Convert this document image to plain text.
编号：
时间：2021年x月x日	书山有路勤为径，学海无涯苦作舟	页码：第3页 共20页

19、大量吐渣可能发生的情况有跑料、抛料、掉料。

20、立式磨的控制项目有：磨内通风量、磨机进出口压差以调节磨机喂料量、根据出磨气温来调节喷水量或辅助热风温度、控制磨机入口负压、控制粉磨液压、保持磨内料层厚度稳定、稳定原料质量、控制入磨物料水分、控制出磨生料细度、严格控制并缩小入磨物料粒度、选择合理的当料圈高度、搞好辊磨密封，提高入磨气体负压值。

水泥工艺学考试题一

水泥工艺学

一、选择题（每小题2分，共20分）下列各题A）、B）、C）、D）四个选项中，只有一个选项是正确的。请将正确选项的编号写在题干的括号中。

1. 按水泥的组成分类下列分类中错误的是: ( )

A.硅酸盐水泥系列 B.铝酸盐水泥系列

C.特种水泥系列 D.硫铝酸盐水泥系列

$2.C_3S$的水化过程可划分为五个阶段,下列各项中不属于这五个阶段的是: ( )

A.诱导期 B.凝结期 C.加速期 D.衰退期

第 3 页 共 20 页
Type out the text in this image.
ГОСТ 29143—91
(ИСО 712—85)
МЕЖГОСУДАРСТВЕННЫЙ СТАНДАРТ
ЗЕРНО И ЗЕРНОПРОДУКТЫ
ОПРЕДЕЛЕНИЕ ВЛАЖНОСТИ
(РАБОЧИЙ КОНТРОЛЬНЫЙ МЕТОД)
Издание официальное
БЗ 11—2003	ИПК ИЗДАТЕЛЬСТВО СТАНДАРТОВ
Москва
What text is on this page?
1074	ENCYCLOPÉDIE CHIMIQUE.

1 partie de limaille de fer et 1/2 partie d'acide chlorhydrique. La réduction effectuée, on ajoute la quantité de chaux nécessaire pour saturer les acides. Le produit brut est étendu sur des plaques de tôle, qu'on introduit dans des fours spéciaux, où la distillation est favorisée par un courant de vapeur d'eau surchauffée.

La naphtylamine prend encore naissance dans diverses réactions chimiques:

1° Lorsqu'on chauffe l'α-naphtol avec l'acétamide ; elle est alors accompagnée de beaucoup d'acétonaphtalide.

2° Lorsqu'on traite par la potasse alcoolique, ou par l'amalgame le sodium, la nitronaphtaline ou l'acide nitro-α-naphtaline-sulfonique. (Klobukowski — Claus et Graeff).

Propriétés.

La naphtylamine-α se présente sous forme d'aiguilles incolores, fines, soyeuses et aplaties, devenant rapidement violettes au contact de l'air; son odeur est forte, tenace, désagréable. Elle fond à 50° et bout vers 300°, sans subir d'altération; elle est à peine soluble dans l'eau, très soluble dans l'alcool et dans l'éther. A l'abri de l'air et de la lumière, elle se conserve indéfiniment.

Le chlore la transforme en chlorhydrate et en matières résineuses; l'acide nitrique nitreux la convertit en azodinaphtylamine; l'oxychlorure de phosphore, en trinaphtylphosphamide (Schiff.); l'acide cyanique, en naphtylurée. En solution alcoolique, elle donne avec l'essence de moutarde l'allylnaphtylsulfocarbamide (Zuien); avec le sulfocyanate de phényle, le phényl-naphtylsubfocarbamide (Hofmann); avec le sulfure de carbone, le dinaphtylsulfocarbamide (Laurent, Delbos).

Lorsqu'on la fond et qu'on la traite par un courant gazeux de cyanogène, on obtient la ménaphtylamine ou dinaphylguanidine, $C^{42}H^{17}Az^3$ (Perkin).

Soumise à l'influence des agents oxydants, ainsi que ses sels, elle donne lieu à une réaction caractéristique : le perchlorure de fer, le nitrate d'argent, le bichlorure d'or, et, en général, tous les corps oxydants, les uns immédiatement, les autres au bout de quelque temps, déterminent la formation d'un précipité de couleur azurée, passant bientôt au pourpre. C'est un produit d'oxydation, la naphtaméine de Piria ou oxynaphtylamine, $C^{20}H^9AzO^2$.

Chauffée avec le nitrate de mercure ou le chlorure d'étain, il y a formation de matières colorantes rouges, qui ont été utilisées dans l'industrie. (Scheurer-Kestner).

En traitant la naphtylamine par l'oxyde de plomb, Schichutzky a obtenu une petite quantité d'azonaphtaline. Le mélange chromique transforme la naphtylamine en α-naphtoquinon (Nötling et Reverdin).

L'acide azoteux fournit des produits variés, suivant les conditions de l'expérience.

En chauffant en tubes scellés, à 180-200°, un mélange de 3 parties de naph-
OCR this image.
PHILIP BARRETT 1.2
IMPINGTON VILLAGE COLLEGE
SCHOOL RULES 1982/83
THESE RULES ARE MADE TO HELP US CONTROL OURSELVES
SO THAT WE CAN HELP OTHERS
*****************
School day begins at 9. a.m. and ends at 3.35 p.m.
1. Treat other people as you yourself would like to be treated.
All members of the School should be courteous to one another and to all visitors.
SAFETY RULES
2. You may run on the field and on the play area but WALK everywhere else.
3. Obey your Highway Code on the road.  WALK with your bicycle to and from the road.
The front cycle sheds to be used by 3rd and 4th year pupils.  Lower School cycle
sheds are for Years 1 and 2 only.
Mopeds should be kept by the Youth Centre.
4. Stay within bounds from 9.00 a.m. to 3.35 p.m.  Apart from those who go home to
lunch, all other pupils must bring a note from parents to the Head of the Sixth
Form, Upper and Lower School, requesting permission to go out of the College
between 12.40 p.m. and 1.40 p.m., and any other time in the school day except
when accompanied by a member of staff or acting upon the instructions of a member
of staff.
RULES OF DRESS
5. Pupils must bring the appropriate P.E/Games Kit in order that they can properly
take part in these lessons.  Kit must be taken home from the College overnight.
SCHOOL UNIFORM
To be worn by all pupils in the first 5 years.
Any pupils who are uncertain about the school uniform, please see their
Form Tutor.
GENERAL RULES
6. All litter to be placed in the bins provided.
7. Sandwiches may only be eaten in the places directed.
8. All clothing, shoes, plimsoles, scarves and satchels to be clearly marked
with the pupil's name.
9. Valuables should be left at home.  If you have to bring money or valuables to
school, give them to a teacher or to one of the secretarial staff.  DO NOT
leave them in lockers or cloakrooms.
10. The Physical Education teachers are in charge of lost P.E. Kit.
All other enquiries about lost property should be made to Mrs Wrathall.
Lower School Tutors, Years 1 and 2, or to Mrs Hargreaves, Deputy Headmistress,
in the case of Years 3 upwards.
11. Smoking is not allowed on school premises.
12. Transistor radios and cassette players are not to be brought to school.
┄┄┄┄┄┄┄┄┄┄
* Task objective
Repeat each entry word for word.

* Solution
Convert this document image to plain text.
编号：
时间：2021年x月x日	书山有路勤为径，学海无涯苦作舟	页码：第3页 共20页

19、大量吐渣可能发生的情况有跑料、抛料、掉料。

20、立式磨的控制项目有：磨内通风量、磨机进出口压差以调节磨机喂料量、根据出磨气温来调节喷水量或辅助热风温度、控制磨机入口负压、控制粉磨液压、保持磨内料层厚度稳定、稳定原料质量、控制入磨物料水分、控制出磨生料细度、严格控制并缩小入磨物料粒度、选择合理的当料圈高度、搞好辊磨密封，提高入磨气体负压值。

水泥工艺学考试题一

水泥工艺学

一、选择题（每小题2分，共20分）下列各题A）、B）、C）、D）四个选项中，只有一个选项是正确的。请将正确选项的编号写在题干的括号中。

1. 按水泥的组成分类下列分类中错误的是: ( )

A.硅酸盐水泥系列 B.铝酸盐水泥系列

C.特种水泥系列 D.硫铝酸盐水泥系列

$2.C_3S$的水化过程可划分为五个阶段,下列各项中不属于这五个阶段的是: ( )

A.诱导期 B.凝结期 C.加速期 D.衰退期

第 3 页 共 20 页
Type out the text in this image.
ГОСТ 29143—91
(ИСО 712—85)
МЕЖГОСУДАРСТВЕННЫЙ СТАНДАРТ
ЗЕРНО И ЗЕРНОПРОДУКТЫ
ОПРЕДЕЛЕНИЕ ВЛАЖНОСТИ
(РАБОЧИЙ КОНТРОЛЬНЫЙ МЕТОД)
Издание официальное
БЗ 11—2003	ИПК ИЗДАТЕЛЬСТВО СТАНДАРТОВ
Москва
What text is on this page?
1074	ENCYCLOPÉDIE CHIMIQUE.

1 partie de limaille de fer et 1/2 partie d'acide chlorhydrique. La réduction effectuée, on ajoute la quantité de chaux nécessaire pour saturer les acides. Le produit brut est étendu sur des plaques de tôle, qu'on introduit dans des fours spéciaux, où la distillation est favorisée par un courant de vapeur d'eau surchauffée.

La naphtylamine prend encore naissance dans diverses réactions chimiques:

1° Lorsqu'on chauffe l'α-naphtol avec l'acétamide ; elle est alors accompagnée de beaucoup d'acétonaphtalide.

2° Lorsqu'on traite par la potasse alcoolique, ou par l'amalgame le sodium, la nitronaphtaline ou l'acide nitro-α-naphtaline-sulfonique. (Klobukowski — Claus et Graeff).

Propriétés.

La naphtylamine-α se présente sous forme d'aiguilles incolores, fines, soyeuses et aplaties, devenant rapidement violettes au contact de l'air; son odeur est forte, tenace, désagréable. Elle fond à 50° et bout vers 300°, sans subir d'altération; elle est à peine soluble dans l'eau, très soluble dans l'alcool et dans l'éther. A l'abri de l'air et de la lumière, elle se conserve indéfiniment.

Le chlore la transforme en chlorhydrate et en matières résineuses; l'acide nitrique nitreux la convertit en azodinaphtylamine; l'oxychlorure de phosphore, en trinaphtylphosphamide (Schiff.); l'acide cyanique, en naphtylurée. En solution alcoolique, elle donne avec l'essence de moutarde l'allylnaphtylsulfocarbamide (Zuien); avec le sulfocyanate de phényle, le phényl-naphtylsubfocarbamide (Hofmann); avec le sulfure de carbone, le dinaphtylsulfocarbamide (Laurent, Delbos).

Lorsqu'on la fond et qu'on la traite par un courant gazeux de cyanogène, on obtient la ménaphtylamine ou dinaphylguanidine, $C^{42}H^{17}Az^3$ (Perkin).

Soumise à l'influence des agents oxydants, ainsi que ses sels, elle donne lieu à une réaction caractéristique : le perchlorure de fer, le nitrate d'argent, le bichlorure d'or, et, en général, tous les corps oxydants, les uns immédiatement, les autres au bout de quelque temps, déterminent la formation d'un précipité de couleur azurée, passant bientôt au pourpre. C'est un produit d'oxydation, la naphtaméine de Piria ou oxynaphtylamine, $C^{20}H^9AzO^2$.

Chauffée avec le nitrate de mercure ou le chlorure d'étain, il y a formation de matières colorantes rouges, qui ont été utilisées dans l'industrie. (Scheurer-Kestner).

En traitant la naphtylamine par l'oxyde de plomb, Schichutzky a obtenu une petite quantité d'azonaphtaline. Le mélange chromique transforme la naphtylamine en α-naphtoquinon (Nötling et Reverdin).

L'acide azoteux fournit des produits variés, suivant les conditions de l'expérience.

En chauffant en tubes scellés, à 180-200°, un mélange de 3 parties de naph-
OCR this image.
PHILIP BARRETT 1.2
IMPINGTON VILLAGE COLLEGE
SCHOOL RULES 1982/83
THESE RULES ARE MADE TO HELP US CONTROL OURSELVES
SO THAT WE CAN HELP OTHERS
*****************
School day begins at 9. a.m. and ends at 3.35 p.m.
1. Treat other people as you yourself would like to be treated.
All members of the School should be courteous to one another and to all visitors.
SAFETY RULES
2. You may run on the field and on the play area but WALK everywhere else.
3. Obey your Highway Code on the road.  WALK with your bicycle to and from the road.
The front cycle sheds to be used by 3rd and 4th year pupils.  Lower School cycle
sheds are for Years 1 and 2 only.
Mopeds should be kept by the Youth Centre.
4. Stay within bounds from 9.00 a.m. to 3.35 p.m.  Apart from those who go home to
lunch, all other pupils must bring a note from parents to the Head of the Sixth
Form, Upper and Lower School, requesting permission to go out of the College
between 12.40 p.m. and 1.40 p.m., and any other time in the school day except
when accompanied by a member of staff or acting upon the instructions of a member
of staff.
RULES OF DRESS
5. Pupils must bring the appropriate P.E/Games Kit in order that they can properly
take part in these lessons.  Kit must be taken home from the College overnight.
SCHOOL UNIFORM
To be worn by all pupils in the first 5 years.
Any pupils who are uncertain about the school uniform, please see their
Form Tutor.
GENERAL RULES
6. All litter to be placed in the bins provided.
7. Sandwiches may only be eaten in the places directed.
8. All clothing, shoes, plimsoles, scarves and satchels to be clearly marked
with the pupil's name.
9. Valuables should be left at home.  If you have to bring money or valuables to
school, give them to a teacher or to one of the secretarial staff.  DO NOT
leave them in lockers or cloakrooms.
10. The Physical Education teachers are in charge of lost P.E. Kit.
All other enquiries about lost property should be made to Mrs Wrathall.
Lower School Tutors, Years 1 and 2, or to Mrs Hargreaves, Deputy Headmistress,
in the case of Years 3 upwards.
11. Smoking is not allowed on school premises.
12. Transistor radios and cassette players are not to be brought to school.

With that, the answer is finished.